PROBLEM DESCRIPTION: Beginning with the line that contains "Extract the structured", reproduce the remaining lines of the material exactly, up to and including the last one, but no pictures.

Data entries:
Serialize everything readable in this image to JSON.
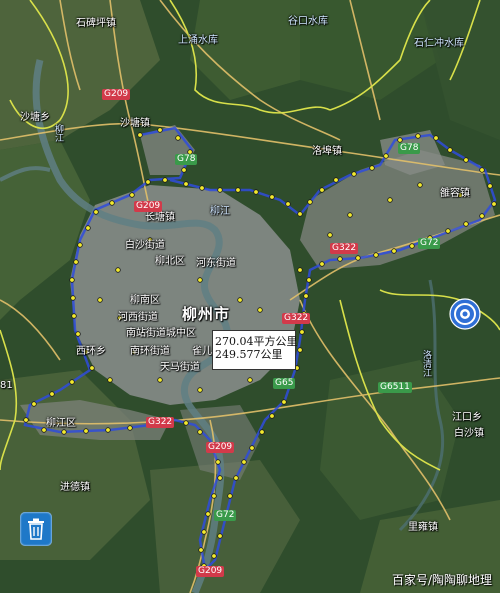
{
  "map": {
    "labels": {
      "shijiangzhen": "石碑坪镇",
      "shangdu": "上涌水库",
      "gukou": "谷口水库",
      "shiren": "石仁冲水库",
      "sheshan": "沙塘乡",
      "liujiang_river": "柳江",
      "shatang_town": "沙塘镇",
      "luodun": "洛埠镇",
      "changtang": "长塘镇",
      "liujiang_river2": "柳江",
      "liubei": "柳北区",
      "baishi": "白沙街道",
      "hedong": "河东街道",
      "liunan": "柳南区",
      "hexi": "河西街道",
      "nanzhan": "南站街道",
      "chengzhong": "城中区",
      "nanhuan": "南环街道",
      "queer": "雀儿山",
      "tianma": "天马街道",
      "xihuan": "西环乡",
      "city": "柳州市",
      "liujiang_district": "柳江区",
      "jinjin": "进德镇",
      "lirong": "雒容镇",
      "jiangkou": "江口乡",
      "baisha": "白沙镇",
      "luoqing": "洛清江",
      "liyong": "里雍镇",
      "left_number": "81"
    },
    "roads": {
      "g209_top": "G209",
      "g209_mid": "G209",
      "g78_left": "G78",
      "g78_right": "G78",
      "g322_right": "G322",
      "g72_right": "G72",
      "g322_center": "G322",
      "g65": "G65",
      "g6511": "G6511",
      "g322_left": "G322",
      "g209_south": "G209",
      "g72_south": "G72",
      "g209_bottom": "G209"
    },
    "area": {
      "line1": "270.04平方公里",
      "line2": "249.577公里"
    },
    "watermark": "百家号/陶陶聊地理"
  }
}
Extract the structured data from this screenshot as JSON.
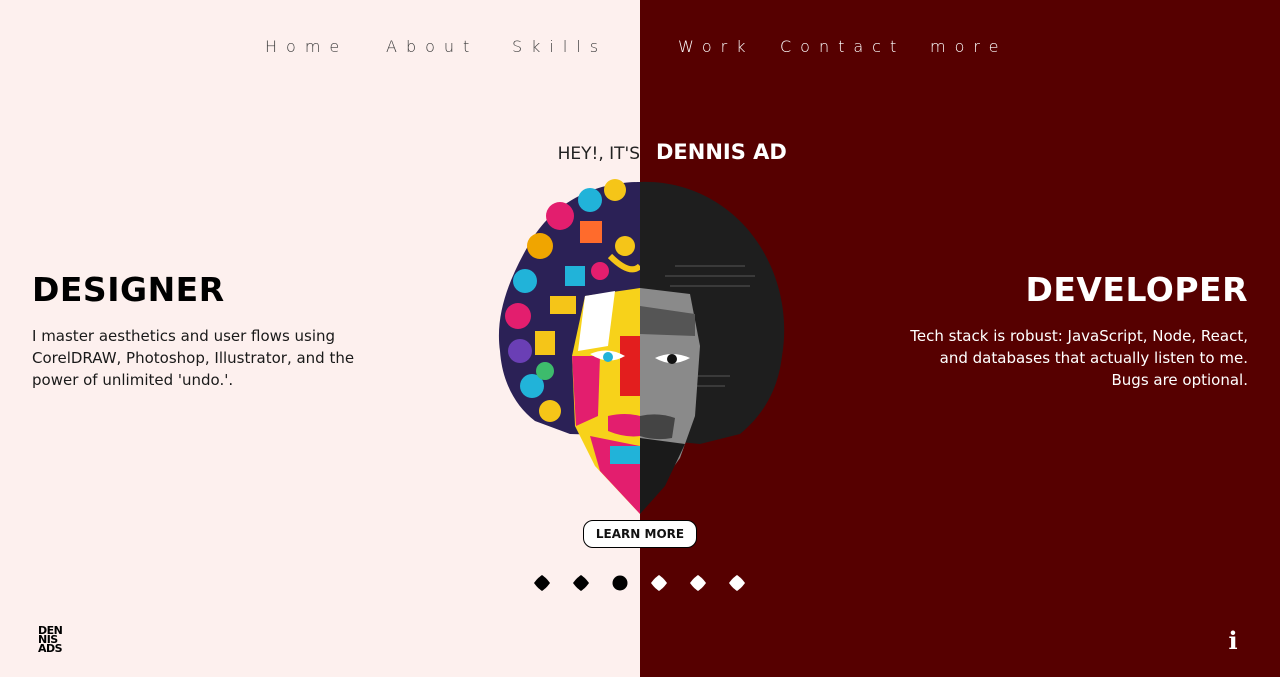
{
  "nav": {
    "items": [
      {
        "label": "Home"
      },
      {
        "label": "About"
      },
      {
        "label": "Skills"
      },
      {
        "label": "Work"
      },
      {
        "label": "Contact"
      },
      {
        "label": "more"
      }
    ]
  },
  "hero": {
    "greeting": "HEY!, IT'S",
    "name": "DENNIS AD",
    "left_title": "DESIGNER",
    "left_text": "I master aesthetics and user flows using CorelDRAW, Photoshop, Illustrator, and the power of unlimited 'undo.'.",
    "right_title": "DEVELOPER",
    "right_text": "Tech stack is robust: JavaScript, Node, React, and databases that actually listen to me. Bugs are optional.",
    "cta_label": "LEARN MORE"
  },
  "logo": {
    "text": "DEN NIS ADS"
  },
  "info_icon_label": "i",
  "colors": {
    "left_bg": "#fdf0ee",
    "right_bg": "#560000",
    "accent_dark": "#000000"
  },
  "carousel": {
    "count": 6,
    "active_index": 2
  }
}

WRITTEN ANSWER:
Extract the structured data from this screenshot as JSON.
{
  "nav": {
    "items": [
      {
        "label": "Home"
      },
      {
        "label": "About"
      },
      {
        "label": "Skills"
      },
      {
        "label": "Work"
      },
      {
        "label": "Contact"
      },
      {
        "label": "more"
      }
    ]
  },
  "hero": {
    "greeting": "HEY!, IT'S",
    "name": "DENNIS AD",
    "left_title": "DESIGNER",
    "left_text": "I master aesthetics and user flows using CorelDRAW, Photoshop, Illustrator, and the power of unlimited 'undo.'.",
    "right_title": "DEVELOPER",
    "right_text": "Tech stack is robust: JavaScript, Node, React, and databases that actually listen to me. Bugs are optional.",
    "cta_label": "LEARN MORE"
  },
  "logo": {
    "text": "DEN NIS ADS"
  },
  "info_icon_label": "i",
  "colors": {
    "left_bg": "#fdf0ee",
    "right_bg": "#560000",
    "accent_dark": "#000000"
  },
  "carousel": {
    "count": 6,
    "active_index": 2
  }
}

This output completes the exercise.